::: Records provided :::

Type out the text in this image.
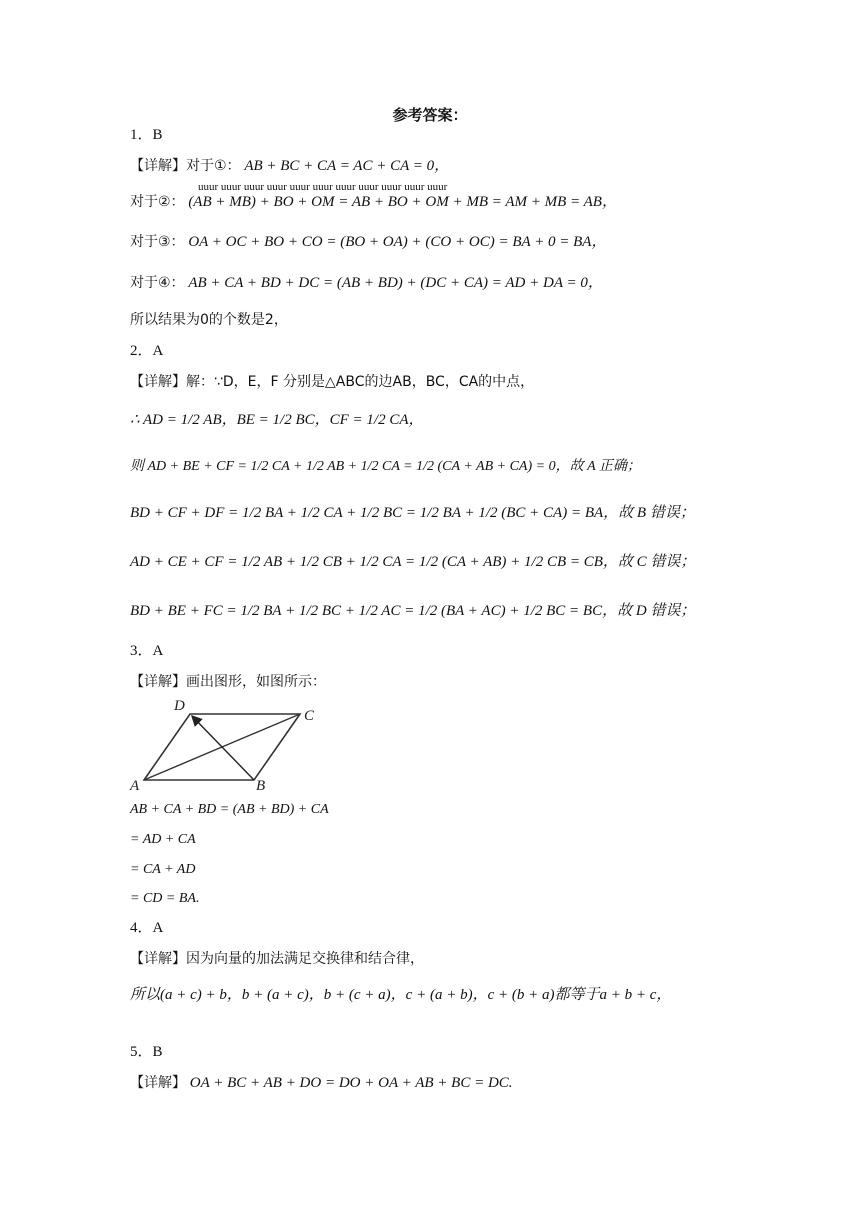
参考答案：
1．B
【详解】对于①： AB + BC + CA = AC + CA = 0，
uuur uuur uuur uuur uuur uuur uuur uuur uuur uuur uuur
对于②： (AB + MB) + BO + OM = AB + BO + OM + MB = AM + MB = AB，
对于③： OA + OC + BO + CO = (BO + OA) + (CO + OC) = BA + 0 = BA，
对于④： AB + CA + BD + DC = (AB + BD) + (DC + CA) = AD + DA = 0，
所以结果为0的个数是2，
2．A
【详解】解：∵D，E，F 分别是△ABC的边AB，BC，CA的中点，
∴ AD = 1/2 AB，BE = 1/2 BC，CF = 1/2 CA，
则 AD + BE + CF = 1/2 CA + 1/2 AB + 1/2 CA = 1/2 (CA + AB + CA) = 0，故 A 正确；
BD + CF + DF = 1/2 BA + 1/2 CA + 1/2 BC = 1/2 BA + 1/2 (BC + CA) = BA，故 B 错误；
AD + CE + CF = 1/2 AB + 1/2 CB + 1/2 CA = 1/2 (CA + AB) + 1/2 CB = CB，故 C 错误；
BD + BE + FC = 1/2 BA + 1/2 BC + 1/2 AC = 1/2 (BA + AC) + 1/2 BC = BC，故 D 错误；
3．A
【详解】画出图形，如图所示：
D
C
A	B
AB + CA + BD = (AB + BD) + CA
= AD + CA
= CA + AD
= CD = BA.
4．A
【详解】因为向量的加法满足交换律和结合律，
所以(a + c) + b，b + (a + c)，b + (c + a)，c + (a + b)，c + (b + a)都等于a + b + c，
5．B
【详解】 OA + BC + AB + DO = DO + OA + AB + BC = DC.
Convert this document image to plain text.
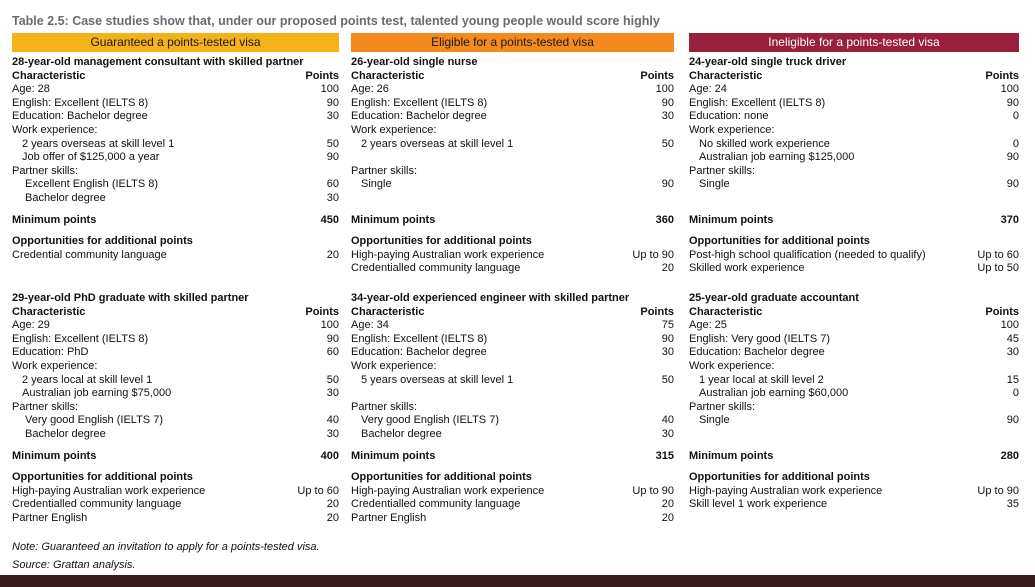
Table 2.5: Case studies show that, under our proposed points test, talented young people would score highly
Guaranteed a points-tested visa
28-year-old management consultant with skilled partner
Characteristic	Points
Age: 28	100
English: Excellent (IELTS 8)	90
Education: Bachelor degree	30
Work experience:
2 years overseas at skill level 1	50
Job offer of $125,000 a year	90
Partner skills:
Excellent English (IELTS 8)	60
Bachelor degree	30
Minimum points	450
Opportunities for additional points
Credential community language	20
29-year-old PhD graduate with skilled partner
Characteristic	Points
Age: 29	100
English: Excellent (IELTS 8)	90
Education: PhD	60
Work experience:
2 years local at skill level 1	50
Australian job earning $75,000	30
Partner skills:
Very good English (IELTS 7)	40
Bachelor degree	30
Minimum points	400
Opportunities for additional points
High-paying Australian work experience	Up to 60
Credentialled community language	20
Partner English	20
Eligible for a points-tested visa
26-year-old single nurse
Characteristic	Points
Age: 26	100
English: Excellent (IELTS 8)	90
Education: Bachelor degree	30
Work experience:
2 years overseas at skill level 1	50
Partner skills:
Single	90
Minimum points	360
Opportunities for additional points
High-paying Australian work experience	Up to 90
Credentialled community language	20
34-year-old experienced engineer with skilled partner
Characteristic	Points
Age: 34	75
English: Excellent (IELTS 8)	90
Education: Bachelor degree	30
Work experience:
5 years overseas at skill level 1	50
Partner skills:
Very good English (IELTS 7)	40
Bachelor degree	30
Minimum points	315
Opportunities for additional points
High-paying Australian work experience	Up to 90
Credentialled community language	20
Partner English	20
Ineligible for a points-tested visa
24-year-old single truck driver
Characteristic	Points
Age: 24	100
English: Excellent (IELTS 8)	90
Education: none	0
Work experience:
No skilled work experience	0
Australian job earning $125,000	90
Partner skills:
Single	90
Minimum points	370
Opportunities for additional points
Post-high school qualification (needed to qualify)	Up to 60
Skilled work experience	Up to 50
25-year-old graduate accountant
Characteristic	Points
Age: 25	100
English: Very good (IELTS 7)	45
Education: Bachelor degree	30
Work experience:
1 year local at skill level 2	15
Australian job earning $60,000	0
Partner skills:
Single	90
Minimum points	280
Opportunities for additional points
High-paying Australian work experience	Up to 90
Skill level 1 work experience	35
Note: Guaranteed an invitation to apply for a points-tested visa.
Source: Grattan analysis.
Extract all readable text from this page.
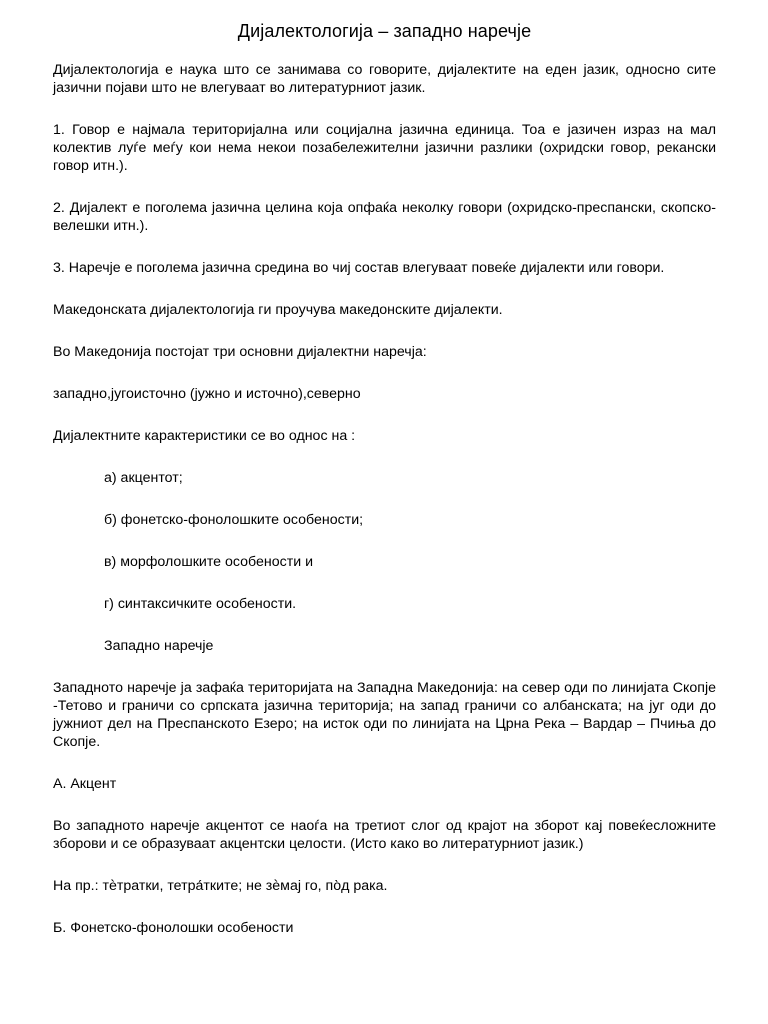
Дијалектологија – западно наречје

Дијалектологија е наука што се занимава со говорите, дијалектите на еден јазик, односно сите јазични појави што не влегуваат во литературниот јазик.

1. Говор е најмала територијална или социјална јазична единица. Тоа е јазичен израз на мал колектив луѓе меѓу кои нема некои позабележителни јазични разлики (охридски говор, рекански говор итн.).

2. Дијалект е поголема јазична целина која опфаќа неколку говори (охридско-преспански, скопско-велешки итн.).

3. Наречје е поголема јазична средина во чиј состав влегуваат повеќе дијалекти или говори.

Македонската дијалектологија ги проучува македонските дијалекти.

Во Македонија постојат три основни дијалектни наречја:

западно,југоисточно (јужно и источно),северно

Дијалектните карактеристики се во однос на :

а) акцентот;

б) фонетско-фонолошките особености;

в) морфолошките особености и

г) синтаксичките особености.

Западно наречје

Западното наречје ја зафаќа територијата на Западна Македонија: на север оди по линијата Скопје -Тетово и граничи со српската јазична територија; на запад граничи со албанската; на југ оди до јужниот дел на Преспанското Езеро; на исток оди по линијата на Црна Река – Вардар – Пчиња до Скопје.

А. Акцент

Во западното наречје акцентот се наоѓа на третиот слог од крајот на зборот кај повеќесложните зборови и се образуваат акцентски целости. (Исто како во литературниот јазик.)

На пр.: тѐтратки, тетра́тките; не зѐмај го, по̀д рака.

Б. Фонетско-фонолошки особености
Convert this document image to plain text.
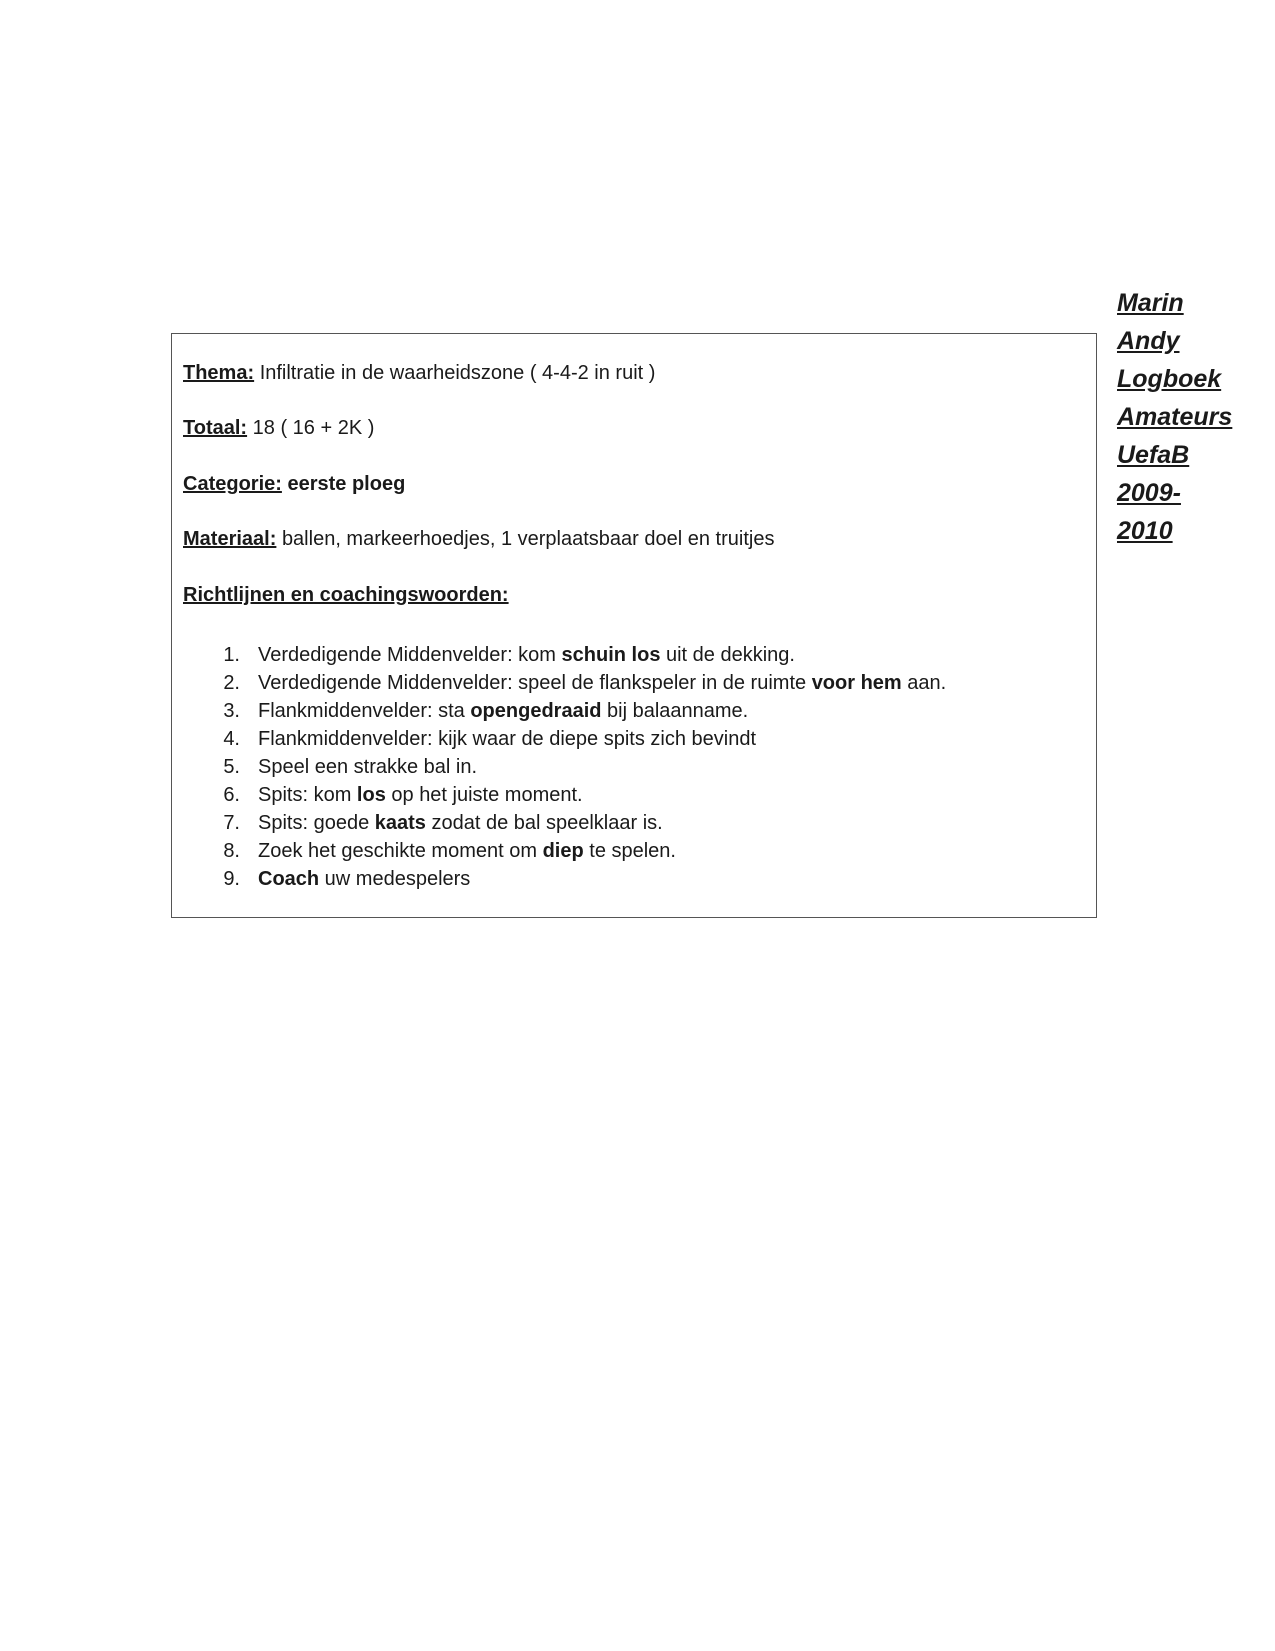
Thema: Infiltratie in de waarheidszone ( 4-4-2 in ruit )
Totaal: 18 ( 16 + 2K )
Categorie: eerste ploeg
Materiaal: ballen, markeerhoedjes, 1 verplaatsbaar doel en truitjes
Richtlijnen en coachingswoorden:
1. Verdedigende Middenvelder: kom schuin los uit de dekking.
2. Verdedigende Middenvelder: speel de flankspeler in de ruimte voor hem aan.
3. Flankmiddenvelder: sta opengedraaid bij balaanname.
4. Flankmiddenvelder: kijk waar de diepe spits zich bevindt
5. Speel een strakke bal in.
6. Spits: kom los op het juiste moment.
7. Spits: goede kaats zodat de bal speelklaar is.
8. Zoek het geschikte moment om diep te spelen.
9. Coach uw medespelers
Marin
Andy
Logboek
Amateurs
UefaB
2009-
2010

:::

All of the data above should be transcribed verbatim, with pictures omitted.

Type out the text in this image.
参考答案：
1．B
【详解】对于①： AB + BC + CA = AC + CA = 0，
uuur uuur uuur uuur uuur uuur uuur uuur uuur uuur uuur
对于②： (AB + MB) + BO + OM = AB + BO + OM + MB = AM + MB = AB，
对于③： OA + OC + BO + CO = (BO + OA) + (CO + OC) = BA + 0 = BA，
对于④： AB + CA + BD + DC = (AB + BD) + (DC + CA) = AD + DA = 0，
所以结果为0的个数是2，
2．A
【详解】解：∵D，E，F 分别是△ABC的边AB，BC，CA的中点，
∴ AD = 1/2 AB，BE = 1/2 BC，CF = 1/2 CA，
则 AD + BE + CF = 1/2 CA + 1/2 AB + 1/2 CA = 1/2 (CA + AB + CA) = 0，故 A 正确；
BD + CF + DF = 1/2 BA + 1/2 CA + 1/2 BC = 1/2 BA + 1/2 (BC + CA) = BA，故 B 错误；
AD + CE + CF = 1/2 AB + 1/2 CB + 1/2 CA = 1/2 (CA + AB) + 1/2 CB = CB，故 C 错误；
BD + BE + FC = 1/2 BA + 1/2 BC + 1/2 AC = 1/2 (BA + AC) + 1/2 BC = BC，故 D 错误；
3．A
【详解】画出图形，如图所示：
D
C
A	B
AB + CA + BD = (AB + BD) + CA
= AD + CA
= CA + AD
= CD = BA.
4．A
【详解】因为向量的加法满足交换律和结合律，
所以(a + c) + b，b + (a + c)，b + (c + a)，c + (a + b)，c + (b + a)都等于a + b + c，
5．B
【详解】 OA + BC + AB + DO = DO + OA + AB + BC = DC.
Convert this document image to plain text.
Table 2.5: Case studies show that, under our proposed points test, talented young people would score highly
Guaranteed a points-tested visa
28-year-old management consultant with skilled partner
Characteristic	Points
Age: 28	100
English: Excellent (IELTS 8)	90
Education: Bachelor degree	30
Work experience:
2 years overseas at skill level 1	50
Job offer of $125,000 a year	90
Partner skills:
Excellent English (IELTS 8)	60
Bachelor degree	30
Minimum points	450
Opportunities for additional points
Credential community language	20
29-year-old PhD graduate with skilled partner
Characteristic	Points
Age: 29	100
English: Excellent (IELTS 8)	90
Education: PhD	60
Work experience:
2 years local at skill level 1	50
Australian job earning $75,000	30
Partner skills:
Very good English (IELTS 7)	40
Bachelor degree	30
Minimum points	400
Opportunities for additional points
High-paying Australian work experience	Up to 60
Credentialled community language	20
Partner English	20
Eligible for a points-tested visa
26-year-old single nurse
Characteristic	Points
Age: 26	100
English: Excellent (IELTS 8)	90
Education: Bachelor degree	30
Work experience:
2 years overseas at skill level 1	50
Partner skills:
Single	90
Minimum points	360
Opportunities for additional points
High-paying Australian work experience	Up to 90
Credentialled community language	20
34-year-old experienced engineer with skilled partner
Characteristic	Points
Age: 34	75
English: Excellent (IELTS 8)	90
Education: Bachelor degree	30
Work experience:
5 years overseas at skill level 1	50
Partner skills:
Very good English (IELTS 7)	40
Bachelor degree	30
Minimum points	315
Opportunities for additional points
High-paying Australian work experience	Up to 90
Credentialled community language	20
Partner English	20
Ineligible for a points-tested visa
24-year-old single truck driver
Characteristic	Points
Age: 24	100
English: Excellent (IELTS 8)	90
Education: none	0
Work experience:
No skilled work experience	0
Australian job earning $125,000	90
Partner skills:
Single	90
Minimum points	370
Opportunities for additional points
Post-high school qualification (needed to qualify)	Up to 60
Skilled work experience	Up to 50
25-year-old graduate accountant
Characteristic	Points
Age: 25	100
English: Very good (IELTS 7)	45
Education: Bachelor degree	30
Work experience:
1 year local at skill level 2	15
Australian job earning $60,000	0
Partner skills:
Single	90
Minimum points	280
Opportunities for additional points
High-paying Australian work experience	Up to 90
Skill level 1 work experience	35
Note: Guaranteed an invitation to apply for a points-tested visa.
Source: Grattan analysis.
Extract all readable text from this page.
Дијалектологија – западно наречје

Дијалектологија е наука што се занимава со говорите, дијалектите на еден јазик, односно сите јазични појави што не влегуваат во литературниот јазик.

1. Говор е најмала територијална или социјална јазична единица. Тоа е јазичен израз на мал колектив луѓе меѓу кои нема некои позабележителни јазични разлики (охридски говор, рекански говор итн.).

2. Дијалект е поголема јазична целина која опфаќа неколку говори (охридско-преспански, скопско-велешки итн.).

3. Наречје е поголема јазична средина во чиј состав влегуваат повеќе дијалекти или говори.

Македонската дијалектологија ги проучува македонските дијалекти.

Во Македонија постојат три основни дијалектни наречја:

западно,југоисточно (јужно и источно),северно

Дијалектните карактеристики се во однос на :

а) акцентот;

б) фонетско-фонолошките особености;

в) морфолошките особености и

г) синтаксичките особености.

Западно наречје

Западното наречје ја зафаќа територијата на Западна Македонија: на север оди по линијата Скопје -Тетово и граничи со српската јазична територија; на запад граничи со албанската; на југ оди до јужниот дел на Преспанското Езеро; на исток оди по линијата на Црна Река – Вардар – Пчиња до Скопје.

А. Акцент

Во западното наречје акцентот се наоѓа на третиот слог од крајот на зборот кај повеќесложните зборови и се образуваат акцентски целости. (Исто како во литературниот јазик.)

На пр.: тѐтратки, тетра́тките; не зѐмај го, по̀д рака.

Б. Фонетско-фонолошки особености
Convert this document image to plain text.
Thema: Infiltratie in de waarheidszone ( 4-4-2 in ruit )
Totaal: 18 ( 16 + 2K )
Categorie: eerste ploeg
Materiaal: ballen, markeerhoedjes, 1 verplaatsbaar doel en truitjes
Richtlijnen en coachingswoorden:
1. Verdedigende Middenvelder: kom schuin los uit de dekking.
2. Verdedigende Middenvelder: speel de flankspeler in de ruimte voor hem aan.
3. Flankmiddenvelder: sta opengedraaid bij balaanname.
4. Flankmiddenvelder: kijk waar de diepe spits zich bevindt
5. Speel een strakke bal in.
6. Spits: kom los op het juiste moment.
7. Spits: goede kaats zodat de bal speelklaar is.
8. Zoek het geschikte moment om diep te spelen.
9. Coach uw medespelers
Marin
Andy
Logboek
Amateurs
UefaB
2009-
2010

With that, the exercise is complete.